* Given request
Do not carry the pictures over; copy every other part of the entries exactly.
-- START Task data --
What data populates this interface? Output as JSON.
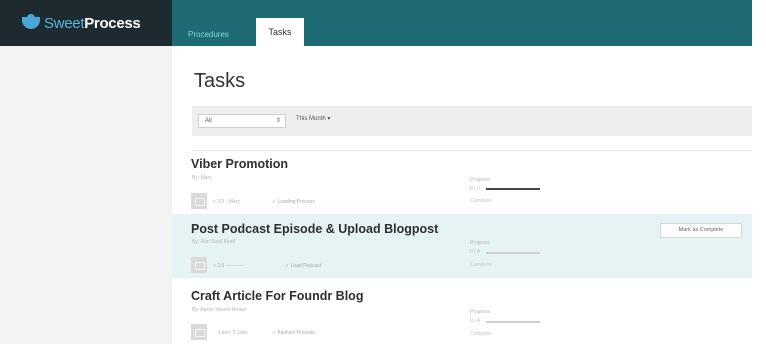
{
  "app": {
    "logo_sweet": "Sweet",
    "logo_process": "Process"
  },
  "nav": {
    "tabs": [
      {
        "label": "Procedures",
        "active": false
      },
      {
        "label": "Tasks",
        "active": true
      }
    ]
  },
  "page": {
    "title": "Tasks"
  },
  "filters": {
    "assignee": "All",
    "period": "This Month ▾"
  },
  "tasks": [
    {
      "title": "Viber Promotion",
      "subtitle": "By: Mary",
      "meta": "+ 2/3 · Mary",
      "meta_link": "✓ Loading Process",
      "progress_label": "Progress",
      "progress_pct": "0 / 0",
      "progress_value": 1.0,
      "progress_note": "Complete",
      "highlighted": false
    },
    {
      "title": "Post Podcast Episode & Upload Blogpost",
      "subtitle": "By: Ron Sunil Kindl",
      "meta": "+ 2/3 ─────",
      "meta_link": "✓ Load Podcast",
      "progress_label": "Progress",
      "progress_pct": "0 / 4",
      "progress_value": 0.0,
      "progress_note": "Complete",
      "highlighted": true,
      "action_label": "Mark as Complete"
    },
    {
      "title": "Craft Article For Foundr Blog",
      "subtitle": "By: Aaron Steven Brown",
      "meta": "Lenn: 5 Jobs",
      "meta_link": "✓ Fashion Process",
      "progress_label": "Progress",
      "progress_pct": "0 / 4",
      "progress_value": 0.0,
      "progress_note": "Complete",
      "highlighted": false
    }
  ],
  "colors": {
    "topbar": "#1f6b75",
    "logo_bg": "#1d2a2f",
    "highlight_row": "#e6f3f5",
    "accent": "#5ab3e0"
  }
}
-- END Task data --
* Exercise solution
What data populates this interface? Output as JSON.
{
  "app": {
    "logo_sweet": "Sweet",
    "logo_process": "Process"
  },
  "nav": {
    "tabs": [
      {
        "label": "Procedures",
        "active": false
      },
      {
        "label": "Tasks",
        "active": true
      }
    ]
  },
  "page": {
    "title": "Tasks"
  },
  "filters": {
    "assignee": "All",
    "period": "This Month ▾"
  },
  "tasks": [
    {
      "title": "Viber Promotion",
      "subtitle": "By: Mary",
      "meta": "+ 2/3 · Mary",
      "meta_link": "✓ Loading Process",
      "progress_label": "Progress",
      "progress_pct": "0 / 0",
      "progress_value": 1.0,
      "progress_note": "Complete",
      "highlighted": false
    },
    {
      "title": "Post Podcast Episode & Upload Blogpost",
      "subtitle": "By: Ron Sunil Kindl",
      "meta": "+ 2/3 ─────",
      "meta_link": "✓ Load Podcast",
      "progress_label": "Progress",
      "progress_pct": "0 / 4",
      "progress_value": 0.0,
      "progress_note": "Complete",
      "highlighted": true,
      "action_label": "Mark as Complete"
    },
    {
      "title": "Craft Article For Foundr Blog",
      "subtitle": "By: Aaron Steven Brown",
      "meta": "Lenn: 5 Jobs",
      "meta_link": "✓ Fashion Process",
      "progress_label": "Progress",
      "progress_pct": "0 / 4",
      "progress_value": 0.0,
      "progress_note": "Complete",
      "highlighted": false
    }
  ],
  "colors": {
    "topbar": "#1f6b75",
    "logo_bg": "#1d2a2f",
    "highlight_row": "#e6f3f5",
    "accent": "#5ab3e0"
  }
}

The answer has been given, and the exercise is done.